:: The exercise ::
Count every line where "late" occurs. Give the total alone.

=== Extracted data ===

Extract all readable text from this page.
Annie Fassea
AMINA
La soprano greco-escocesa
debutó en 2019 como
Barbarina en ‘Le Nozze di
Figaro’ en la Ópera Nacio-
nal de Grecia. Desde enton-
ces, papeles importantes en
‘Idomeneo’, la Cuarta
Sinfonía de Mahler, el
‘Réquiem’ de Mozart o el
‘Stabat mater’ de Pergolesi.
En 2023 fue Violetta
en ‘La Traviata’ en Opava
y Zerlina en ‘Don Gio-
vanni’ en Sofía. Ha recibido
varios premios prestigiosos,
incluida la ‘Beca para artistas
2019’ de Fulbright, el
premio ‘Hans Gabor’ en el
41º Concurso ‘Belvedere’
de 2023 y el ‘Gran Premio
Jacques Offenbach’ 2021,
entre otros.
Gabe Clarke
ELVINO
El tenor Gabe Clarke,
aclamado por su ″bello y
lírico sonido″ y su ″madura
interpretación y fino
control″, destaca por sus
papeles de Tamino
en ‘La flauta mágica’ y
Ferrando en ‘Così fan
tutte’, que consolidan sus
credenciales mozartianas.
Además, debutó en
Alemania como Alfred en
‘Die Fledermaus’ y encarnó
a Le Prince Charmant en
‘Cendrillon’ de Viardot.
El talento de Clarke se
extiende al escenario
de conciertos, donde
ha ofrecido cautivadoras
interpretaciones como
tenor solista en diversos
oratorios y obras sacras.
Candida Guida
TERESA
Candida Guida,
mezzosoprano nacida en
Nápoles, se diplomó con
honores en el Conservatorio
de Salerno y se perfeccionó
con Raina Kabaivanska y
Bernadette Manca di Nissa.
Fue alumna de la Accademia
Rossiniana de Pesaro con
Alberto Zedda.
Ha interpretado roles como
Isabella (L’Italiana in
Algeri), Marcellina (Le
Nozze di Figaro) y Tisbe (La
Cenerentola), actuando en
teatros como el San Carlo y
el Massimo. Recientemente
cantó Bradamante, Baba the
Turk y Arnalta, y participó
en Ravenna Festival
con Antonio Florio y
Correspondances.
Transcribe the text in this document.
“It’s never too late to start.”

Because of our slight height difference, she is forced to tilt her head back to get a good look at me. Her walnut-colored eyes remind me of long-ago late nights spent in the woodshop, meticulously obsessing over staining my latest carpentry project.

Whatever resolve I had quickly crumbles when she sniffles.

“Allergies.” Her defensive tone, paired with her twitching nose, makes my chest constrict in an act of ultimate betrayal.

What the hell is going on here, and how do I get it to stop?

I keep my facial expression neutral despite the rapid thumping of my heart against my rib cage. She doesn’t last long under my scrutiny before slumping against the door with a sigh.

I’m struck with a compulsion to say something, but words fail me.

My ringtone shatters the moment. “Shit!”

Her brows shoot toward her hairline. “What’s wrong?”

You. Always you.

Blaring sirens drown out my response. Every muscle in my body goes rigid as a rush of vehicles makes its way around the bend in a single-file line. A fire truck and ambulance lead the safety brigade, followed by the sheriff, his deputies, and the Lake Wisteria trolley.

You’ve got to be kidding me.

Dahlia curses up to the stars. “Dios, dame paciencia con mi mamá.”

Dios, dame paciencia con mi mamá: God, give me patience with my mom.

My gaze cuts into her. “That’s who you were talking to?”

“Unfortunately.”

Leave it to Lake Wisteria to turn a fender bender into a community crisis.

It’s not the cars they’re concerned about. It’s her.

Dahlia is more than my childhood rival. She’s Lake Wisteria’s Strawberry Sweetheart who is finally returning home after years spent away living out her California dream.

===

:: Written response ::
2